## [Work to complete]
Print the records again, character for character.

Records from a data collection
☆ ☆ ☆

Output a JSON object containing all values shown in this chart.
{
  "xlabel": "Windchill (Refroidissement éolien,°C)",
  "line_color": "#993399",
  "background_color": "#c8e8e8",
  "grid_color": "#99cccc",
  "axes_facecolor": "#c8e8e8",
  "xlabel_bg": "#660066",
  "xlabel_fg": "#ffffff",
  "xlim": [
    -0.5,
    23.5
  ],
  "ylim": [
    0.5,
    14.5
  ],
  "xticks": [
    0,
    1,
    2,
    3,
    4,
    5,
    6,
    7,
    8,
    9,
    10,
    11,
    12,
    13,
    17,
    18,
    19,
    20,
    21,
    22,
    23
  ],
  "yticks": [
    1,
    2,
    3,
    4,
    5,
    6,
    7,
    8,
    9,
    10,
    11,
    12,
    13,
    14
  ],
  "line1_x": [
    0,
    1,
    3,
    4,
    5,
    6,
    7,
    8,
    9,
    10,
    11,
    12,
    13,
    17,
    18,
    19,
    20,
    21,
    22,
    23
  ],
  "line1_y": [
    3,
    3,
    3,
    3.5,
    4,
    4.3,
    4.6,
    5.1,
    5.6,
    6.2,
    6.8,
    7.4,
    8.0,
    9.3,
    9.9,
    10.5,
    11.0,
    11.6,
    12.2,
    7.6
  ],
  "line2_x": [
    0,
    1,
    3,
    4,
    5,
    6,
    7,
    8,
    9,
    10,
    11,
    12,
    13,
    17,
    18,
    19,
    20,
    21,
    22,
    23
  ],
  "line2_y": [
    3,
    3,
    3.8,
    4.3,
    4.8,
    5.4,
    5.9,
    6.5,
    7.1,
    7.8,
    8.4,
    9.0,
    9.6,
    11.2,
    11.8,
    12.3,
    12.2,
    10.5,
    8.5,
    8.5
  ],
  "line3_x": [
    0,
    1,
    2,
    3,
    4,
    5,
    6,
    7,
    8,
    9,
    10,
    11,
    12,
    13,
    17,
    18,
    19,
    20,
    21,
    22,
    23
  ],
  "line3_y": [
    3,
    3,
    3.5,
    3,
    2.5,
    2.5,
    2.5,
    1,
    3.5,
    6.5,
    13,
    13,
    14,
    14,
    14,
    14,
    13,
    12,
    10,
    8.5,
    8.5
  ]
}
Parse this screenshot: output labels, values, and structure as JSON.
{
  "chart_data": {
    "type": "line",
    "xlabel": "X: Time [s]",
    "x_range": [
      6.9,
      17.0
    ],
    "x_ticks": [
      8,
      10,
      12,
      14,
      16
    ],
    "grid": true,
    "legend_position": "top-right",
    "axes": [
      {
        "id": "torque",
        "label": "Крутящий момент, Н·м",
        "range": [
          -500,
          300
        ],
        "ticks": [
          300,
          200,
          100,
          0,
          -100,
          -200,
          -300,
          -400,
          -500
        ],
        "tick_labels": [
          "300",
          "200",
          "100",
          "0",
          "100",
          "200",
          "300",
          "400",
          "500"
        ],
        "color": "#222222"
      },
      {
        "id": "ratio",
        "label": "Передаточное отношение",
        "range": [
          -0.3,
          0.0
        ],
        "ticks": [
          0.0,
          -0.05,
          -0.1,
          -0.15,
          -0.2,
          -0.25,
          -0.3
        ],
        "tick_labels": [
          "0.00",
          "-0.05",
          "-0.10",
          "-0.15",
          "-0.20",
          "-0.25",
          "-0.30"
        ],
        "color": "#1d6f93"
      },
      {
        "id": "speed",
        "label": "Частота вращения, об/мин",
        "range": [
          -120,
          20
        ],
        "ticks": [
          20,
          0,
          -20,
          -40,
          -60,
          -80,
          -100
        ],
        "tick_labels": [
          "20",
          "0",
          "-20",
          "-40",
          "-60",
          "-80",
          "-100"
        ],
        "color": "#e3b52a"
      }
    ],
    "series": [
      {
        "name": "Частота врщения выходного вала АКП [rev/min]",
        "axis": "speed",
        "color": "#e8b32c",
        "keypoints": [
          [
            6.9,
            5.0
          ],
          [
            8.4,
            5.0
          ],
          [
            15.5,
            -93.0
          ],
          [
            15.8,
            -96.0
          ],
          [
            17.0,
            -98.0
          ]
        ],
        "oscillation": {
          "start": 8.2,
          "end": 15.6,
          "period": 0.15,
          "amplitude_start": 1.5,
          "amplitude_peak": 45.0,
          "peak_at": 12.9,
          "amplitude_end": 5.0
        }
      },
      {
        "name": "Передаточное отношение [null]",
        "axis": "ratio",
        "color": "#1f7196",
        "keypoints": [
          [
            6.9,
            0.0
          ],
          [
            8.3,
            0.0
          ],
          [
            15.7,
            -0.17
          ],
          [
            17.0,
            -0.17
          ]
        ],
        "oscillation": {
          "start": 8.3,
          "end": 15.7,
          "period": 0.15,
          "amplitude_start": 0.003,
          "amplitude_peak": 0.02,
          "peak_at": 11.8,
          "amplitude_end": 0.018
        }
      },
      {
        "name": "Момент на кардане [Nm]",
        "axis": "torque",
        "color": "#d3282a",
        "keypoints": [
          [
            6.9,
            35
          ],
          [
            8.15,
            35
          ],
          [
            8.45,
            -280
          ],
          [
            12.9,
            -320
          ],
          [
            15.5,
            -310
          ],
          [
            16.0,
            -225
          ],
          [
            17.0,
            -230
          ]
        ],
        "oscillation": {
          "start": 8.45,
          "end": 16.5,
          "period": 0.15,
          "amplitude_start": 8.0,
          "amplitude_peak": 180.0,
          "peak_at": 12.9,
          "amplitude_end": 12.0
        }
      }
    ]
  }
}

☆ ☆ ☆

## [In response]
Output a JSON object containing all values shown in this chart.
{
  "xlabel": "Windchill (Refroidissement éolien,°C)",
  "line_color": "#993399",
  "background_color": "#c8e8e8",
  "grid_color": "#99cccc",
  "axes_facecolor": "#c8e8e8",
  "xlabel_bg": "#660066",
  "xlabel_fg": "#ffffff",
  "xlim": [
    -0.5,
    23.5
  ],
  "ylim": [
    0.5,
    14.5
  ],
  "xticks": [
    0,
    1,
    2,
    3,
    4,
    5,
    6,
    7,
    8,
    9,
    10,
    11,
    12,
    13,
    17,
    18,
    19,
    20,
    21,
    22,
    23
  ],
  "yticks": [
    1,
    2,
    3,
    4,
    5,
    6,
    7,
    8,
    9,
    10,
    11,
    12,
    13,
    14
  ],
  "line1_x": [
    0,
    1,
    3,
    4,
    5,
    6,
    7,
    8,
    9,
    10,
    11,
    12,
    13,
    17,
    18,
    19,
    20,
    21,
    22,
    23
  ],
  "line1_y": [
    3,
    3,
    3,
    3.5,
    4,
    4.3,
    4.6,
    5.1,
    5.6,
    6.2,
    6.8,
    7.4,
    8.0,
    9.3,
    9.9,
    10.5,
    11.0,
    11.6,
    12.2,
    7.6
  ],
  "line2_x": [
    0,
    1,
    3,
    4,
    5,
    6,
    7,
    8,
    9,
    10,
    11,
    12,
    13,
    17,
    18,
    19,
    20,
    21,
    22,
    23
  ],
  "line2_y": [
    3,
    3,
    3.8,
    4.3,
    4.8,
    5.4,
    5.9,
    6.5,
    7.1,
    7.8,
    8.4,
    9.0,
    9.6,
    11.2,
    11.8,
    12.3,
    12.2,
    10.5,
    8.5,
    8.5
  ],
  "line3_x": [
    0,
    1,
    2,
    3,
    4,
    5,
    6,
    7,
    8,
    9,
    10,
    11,
    12,
    13,
    17,
    18,
    19,
    20,
    21,
    22,
    23
  ],
  "line3_y": [
    3,
    3,
    3.5,
    3,
    2.5,
    2.5,
    2.5,
    1,
    3.5,
    6.5,
    13,
    13,
    14,
    14,
    14,
    14,
    13,
    12,
    10,
    8.5,
    8.5
  ]
}
Parse this screenshot: output labels, values, and structure as JSON.
{
  "chart_data": {
    "type": "line",
    "xlabel": "X: Time [s]",
    "x_range": [
      6.9,
      17.0
    ],
    "x_ticks": [
      8,
      10,
      12,
      14,
      16
    ],
    "grid": true,
    "legend_position": "top-right",
    "axes": [
      {
        "id": "torque",
        "label": "Крутящий момент, Н·м",
        "range": [
          -500,
          300
        ],
        "ticks": [
          300,
          200,
          100,
          0,
          -100,
          -200,
          -300,
          -400,
          -500
        ],
        "tick_labels": [
          "300",
          "200",
          "100",
          "0",
          "100",
          "200",
          "300",
          "400",
          "500"
        ],
        "color": "#222222"
      },
      {
        "id": "ratio",
        "label": "Передаточное отношение",
        "range": [
          -0.3,
          0.0
        ],
        "ticks": [
          0.0,
          -0.05,
          -0.1,
          -0.15,
          -0.2,
          -0.25,
          -0.3
        ],
        "tick_labels": [
          "0.00",
          "-0.05",
          "-0.10",
          "-0.15",
          "-0.20",
          "-0.25",
          "-0.30"
        ],
        "color": "#1d6f93"
      },
      {
        "id": "speed",
        "label": "Частота вращения, об/мин",
        "range": [
          -120,
          20
        ],
        "ticks": [
          20,
          0,
          -20,
          -40,
          -60,
          -80,
          -100
        ],
        "tick_labels": [
          "20",
          "0",
          "-20",
          "-40",
          "-60",
          "-80",
          "-100"
        ],
        "color": "#e3b52a"
      }
    ],
    "series": [
      {
        "name": "Частота врщения выходного вала АКП [rev/min]",
        "axis": "speed",
        "color": "#e8b32c",
        "keypoints": [
          [
            6.9,
            5.0
          ],
          [
            8.4,
            5.0
          ],
          [
            15.5,
            -93.0
          ],
          [
            15.8,
            -96.0
          ],
          [
            17.0,
            -98.0
          ]
        ],
        "oscillation": {
          "start": 8.2,
          "end": 15.6,
          "period": 0.15,
          "amplitude_start": 1.5,
          "amplitude_peak": 45.0,
          "peak_at": 12.9,
          "amplitude_end": 5.0
        }
      },
      {
        "name": "Передаточное отношение [null]",
        "axis": "ratio",
        "color": "#1f7196",
        "keypoints": [
          [
            6.9,
            0.0
          ],
          [
            8.3,
            0.0
          ],
          [
            15.7,
            -0.17
          ],
          [
            17.0,
            -0.17
          ]
        ],
        "oscillation": {
          "start": 8.3,
          "end": 15.7,
          "period": 0.15,
          "amplitude_start": 0.003,
          "amplitude_peak": 0.02,
          "peak_at": 11.8,
          "amplitude_end": 0.018
        }
      },
      {
        "name": "Момент на кардане [Nm]",
        "axis": "torque",
        "color": "#d3282a",
        "keypoints": [
          [
            6.9,
            35
          ],
          [
            8.15,
            35
          ],
          [
            8.45,
            -280
          ],
          [
            12.9,
            -320
          ],
          [
            15.5,
            -310
          ],
          [
            16.0,
            -225
          ],
          [
            17.0,
            -230
          ]
        ],
        "oscillation": {
          "start": 8.45,
          "end": 16.5,
          "period": 0.15,
          "amplitude_start": 8.0,
          "amplitude_peak": 180.0,
          "peak_at": 12.9,
          "amplitude_end": 12.0
        }
      }
    ]
  }
}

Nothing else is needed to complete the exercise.